▶ **Texto para analizar**
════════

JOSÉ ANTONIO MARTÍNEZ
Treinta años entre rejas. Éste es el máximo que podrá estar en la cárcel el joven que violó y asesinó a una anciana en Pinoso, según la sentencia a la que ayer tuvo acceso este diario y que le condena a un total 38 años. Thymothy Geert Knockaert, de nacionalidad belga, reconoció los hechos el día del juicio y aceptó la totalidad de la pena que reclamaba para él la Fiscalía, sin rebaja alguna. El fallo le obliga también a indemnizar con 218.700 euros al hijo de la víctima en concepto de daños morales, aunque los magistrados de la Sección Tercera dan como probado que el condenado es insolvente.

════════

Datos de análisis del diseño de documentos:

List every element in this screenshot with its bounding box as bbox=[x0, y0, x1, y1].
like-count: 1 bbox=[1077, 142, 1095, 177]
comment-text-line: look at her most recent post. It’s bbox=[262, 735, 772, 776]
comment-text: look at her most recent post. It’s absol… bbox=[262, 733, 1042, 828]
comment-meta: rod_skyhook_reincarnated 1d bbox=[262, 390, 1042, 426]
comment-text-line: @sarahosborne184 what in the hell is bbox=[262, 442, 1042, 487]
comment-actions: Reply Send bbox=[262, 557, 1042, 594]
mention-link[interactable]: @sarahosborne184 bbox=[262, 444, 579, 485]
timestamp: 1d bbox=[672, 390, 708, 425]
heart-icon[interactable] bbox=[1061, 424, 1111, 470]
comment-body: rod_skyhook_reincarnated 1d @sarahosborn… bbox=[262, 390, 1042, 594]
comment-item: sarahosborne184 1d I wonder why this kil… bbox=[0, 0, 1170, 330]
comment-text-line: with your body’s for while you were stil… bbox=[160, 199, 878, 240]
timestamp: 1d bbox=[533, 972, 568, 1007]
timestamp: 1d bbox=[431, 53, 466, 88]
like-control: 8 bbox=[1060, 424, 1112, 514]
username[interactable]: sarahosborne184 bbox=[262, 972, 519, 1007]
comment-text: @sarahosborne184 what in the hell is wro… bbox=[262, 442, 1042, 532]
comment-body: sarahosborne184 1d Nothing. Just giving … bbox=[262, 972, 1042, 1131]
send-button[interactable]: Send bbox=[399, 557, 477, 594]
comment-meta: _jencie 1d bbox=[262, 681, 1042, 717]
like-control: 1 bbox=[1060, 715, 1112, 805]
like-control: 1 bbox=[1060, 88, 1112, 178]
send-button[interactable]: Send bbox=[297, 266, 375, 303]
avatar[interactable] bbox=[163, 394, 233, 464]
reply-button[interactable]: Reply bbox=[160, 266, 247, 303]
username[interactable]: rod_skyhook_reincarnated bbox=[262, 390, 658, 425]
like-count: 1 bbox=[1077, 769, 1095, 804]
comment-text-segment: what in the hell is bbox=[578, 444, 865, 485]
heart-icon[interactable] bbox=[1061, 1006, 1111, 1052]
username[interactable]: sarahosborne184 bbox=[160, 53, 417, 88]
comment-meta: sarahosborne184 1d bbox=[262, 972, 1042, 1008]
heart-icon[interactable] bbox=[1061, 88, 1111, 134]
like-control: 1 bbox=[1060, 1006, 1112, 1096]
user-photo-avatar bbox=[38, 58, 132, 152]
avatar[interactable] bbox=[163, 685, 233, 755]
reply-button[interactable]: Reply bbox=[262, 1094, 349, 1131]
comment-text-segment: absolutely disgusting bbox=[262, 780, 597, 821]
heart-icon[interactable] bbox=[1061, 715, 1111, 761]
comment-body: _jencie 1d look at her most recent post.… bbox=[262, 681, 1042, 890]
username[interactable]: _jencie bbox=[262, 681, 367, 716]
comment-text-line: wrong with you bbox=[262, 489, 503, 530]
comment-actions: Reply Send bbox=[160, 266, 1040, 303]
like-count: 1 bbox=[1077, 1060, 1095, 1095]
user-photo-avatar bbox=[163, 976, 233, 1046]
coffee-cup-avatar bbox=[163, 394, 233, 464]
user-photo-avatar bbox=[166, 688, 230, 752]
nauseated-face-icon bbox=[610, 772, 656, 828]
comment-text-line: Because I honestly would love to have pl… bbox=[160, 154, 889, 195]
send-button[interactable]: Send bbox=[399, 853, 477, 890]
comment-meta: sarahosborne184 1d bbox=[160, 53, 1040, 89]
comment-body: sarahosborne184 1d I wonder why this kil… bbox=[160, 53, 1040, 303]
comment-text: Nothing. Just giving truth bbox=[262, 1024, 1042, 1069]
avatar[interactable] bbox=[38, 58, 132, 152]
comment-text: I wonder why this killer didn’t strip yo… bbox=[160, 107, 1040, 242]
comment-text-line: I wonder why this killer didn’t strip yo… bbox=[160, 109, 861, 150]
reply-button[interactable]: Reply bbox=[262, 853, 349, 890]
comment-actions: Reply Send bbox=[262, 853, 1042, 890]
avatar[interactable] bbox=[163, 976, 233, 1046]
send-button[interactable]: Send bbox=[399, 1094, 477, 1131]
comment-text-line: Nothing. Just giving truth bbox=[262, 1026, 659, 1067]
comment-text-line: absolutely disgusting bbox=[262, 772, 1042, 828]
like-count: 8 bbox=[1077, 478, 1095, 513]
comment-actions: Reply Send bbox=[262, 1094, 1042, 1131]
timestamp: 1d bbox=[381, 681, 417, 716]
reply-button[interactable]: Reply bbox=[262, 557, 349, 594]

════════

▶ **Instrucción de trabajo 1**
En la noticia sobre la condena por el crimen de Pinoso, ¿qué indemnización deberá pagar el condenado al hijo de la víctima?
▶ **Instrucción de trabajo 2**
Prolonga la noticia sobre la condena por el crimen de Pinoso a partir de su última oración.
Este material no tiene relación con la noticia.

▶ **Respuesta escrita 1**
218.700 euros en concepto de daños morales.

▶ **Respuesta escrita 2**
Los hechos ocurrieron sobre la una de la madrugada del 9 de noviembre de 2007 cuando Thymothy Geert se presentó en la casa de la víctima tras haber avisado por teléfono de que se iba a quedar a dormir allí. El procesado, debido a relaciones familiares, había entablado amistad en los últimos meses con su víctima (una británica de 73 años) y su marido, que se encontraba en la cama impedido. Cuando el joven se presentó en la casa atacó a la mujer con un cuchillo y la violó, mientras su esposo observó toda la escena desde la cama sin poder moverse. Con el mismo cuchillo, amenazó al marido para que le diera el dinero que tuviese, apoderándose de 500 euros, dos teléfonos móviles y dos tarjetas de crédito. El marido falleció poco días después por la impresión del brutal asesinato.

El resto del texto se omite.